## WORK TO BE COMPLETED
Without the pictures, set down every line of the data exactly.

## INPUT FOR THIS TASK
■ ■ ■ ■ ■
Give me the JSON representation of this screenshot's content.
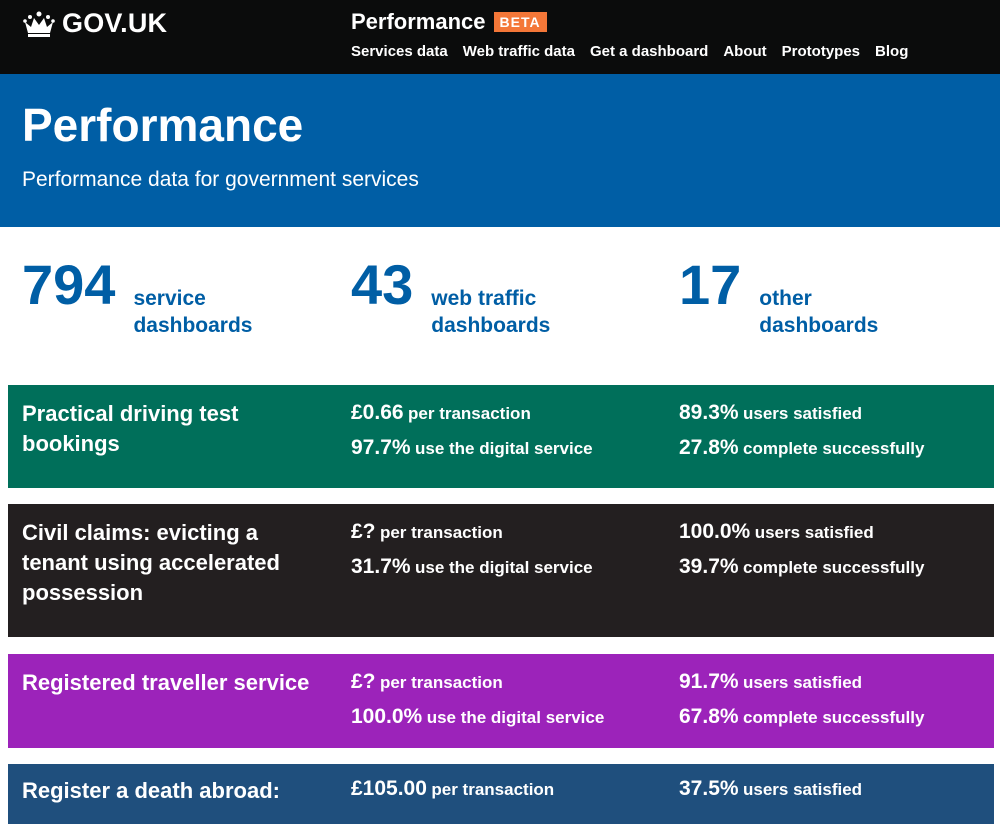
{
  "header": {
    "logo_text": "GOV.UK",
    "product_name": "Performance",
    "beta_label": "BETA",
    "nav": [
      {
        "label": "Services data"
      },
      {
        "label": "Web traffic data"
      },
      {
        "label": "Get a dashboard"
      },
      {
        "label": "About"
      },
      {
        "label": "Prototypes"
      },
      {
        "label": "Blog"
      }
    ]
  },
  "hero": {
    "title": "Performance",
    "subtitle": "Performance data for government services"
  },
  "counts": [
    {
      "value": "794",
      "label": "service dashboards"
    },
    {
      "value": "43",
      "label": "web traffic dashboards"
    },
    {
      "value": "17",
      "label": "other dashboards"
    }
  ],
  "services": [
    {
      "name": "Practical driving test bookings",
      "cost": "£0.66",
      "cost_label": "per transaction",
      "digital": "97.7%",
      "digital_label": "use the digital service",
      "satisfaction": "89.3%",
      "satisfaction_label": "users satisfied",
      "completion": "27.8%",
      "completion_label": "complete successfully",
      "color": "#006f5a"
    },
    {
      "name": "Civil claims: evicting a tenant using accelerated possession",
      "cost": "£?",
      "cost_label": "per transaction",
      "digital": "31.7%",
      "digital_label": "use the digital service",
      "satisfaction": "100.0%",
      "satisfaction_label": "users satisfied",
      "completion": "39.7%",
      "completion_label": "complete successfully",
      "color": "#231f20"
    },
    {
      "name": "Registered traveller service",
      "cost": "£?",
      "cost_label": "per transaction",
      "digital": "100.0%",
      "digital_label": "use the digital service",
      "satisfaction": "91.7%",
      "satisfaction_label": "users satisfied",
      "completion": "67.8%",
      "completion_label": "complete successfully",
      "color": "#9c23ba"
    },
    {
      "name": "Register a death abroad:",
      "cost": "£105.00",
      "cost_label": "per transaction",
      "satisfaction": "37.5%",
      "satisfaction_label": "users satisfied",
      "color": "#1f4f7d"
    }
  ],
  "colors": {
    "header_bg": "#0b0c0c",
    "hero_bg": "#005ea5",
    "beta_tag": "#f47738",
    "link_blue": "#005ea5"
  }
}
■ ■ ■ ■ ■
## ANSWER TO THE EXERCISE
Give me the JSON representation of this screenshot's content.
{
  "header": {
    "logo_text": "GOV.UK",
    "product_name": "Performance",
    "beta_label": "BETA",
    "nav": [
      {
        "label": "Services data"
      },
      {
        "label": "Web traffic data"
      },
      {
        "label": "Get a dashboard"
      },
      {
        "label": "About"
      },
      {
        "label": "Prototypes"
      },
      {
        "label": "Blog"
      }
    ]
  },
  "hero": {
    "title": "Performance",
    "subtitle": "Performance data for government services"
  },
  "counts": [
    {
      "value": "794",
      "label": "service dashboards"
    },
    {
      "value": "43",
      "label": "web traffic dashboards"
    },
    {
      "value": "17",
      "label": "other dashboards"
    }
  ],
  "services": [
    {
      "name": "Practical driving test bookings",
      "cost": "£0.66",
      "cost_label": "per transaction",
      "digital": "97.7%",
      "digital_label": "use the digital service",
      "satisfaction": "89.3%",
      "satisfaction_label": "users satisfied",
      "completion": "27.8%",
      "completion_label": "complete successfully",
      "color": "#006f5a"
    },
    {
      "name": "Civil claims: evicting a tenant using accelerated possession",
      "cost": "£?",
      "cost_label": "per transaction",
      "digital": "31.7%",
      "digital_label": "use the digital service",
      "satisfaction": "100.0%",
      "satisfaction_label": "users satisfied",
      "completion": "39.7%",
      "completion_label": "complete successfully",
      "color": "#231f20"
    },
    {
      "name": "Registered traveller service",
      "cost": "£?",
      "cost_label": "per transaction",
      "digital": "100.0%",
      "digital_label": "use the digital service",
      "satisfaction": "91.7%",
      "satisfaction_label": "users satisfied",
      "completion": "67.8%",
      "completion_label": "complete successfully",
      "color": "#9c23ba"
    },
    {
      "name": "Register a death abroad:",
      "cost": "£105.00",
      "cost_label": "per transaction",
      "satisfaction": "37.5%",
      "satisfaction_label": "users satisfied",
      "color": "#1f4f7d"
    }
  ],
  "colors": {
    "header_bg": "#0b0c0c",
    "hero_bg": "#005ea5",
    "beta_tag": "#f47738",
    "link_blue": "#005ea5"
  }
}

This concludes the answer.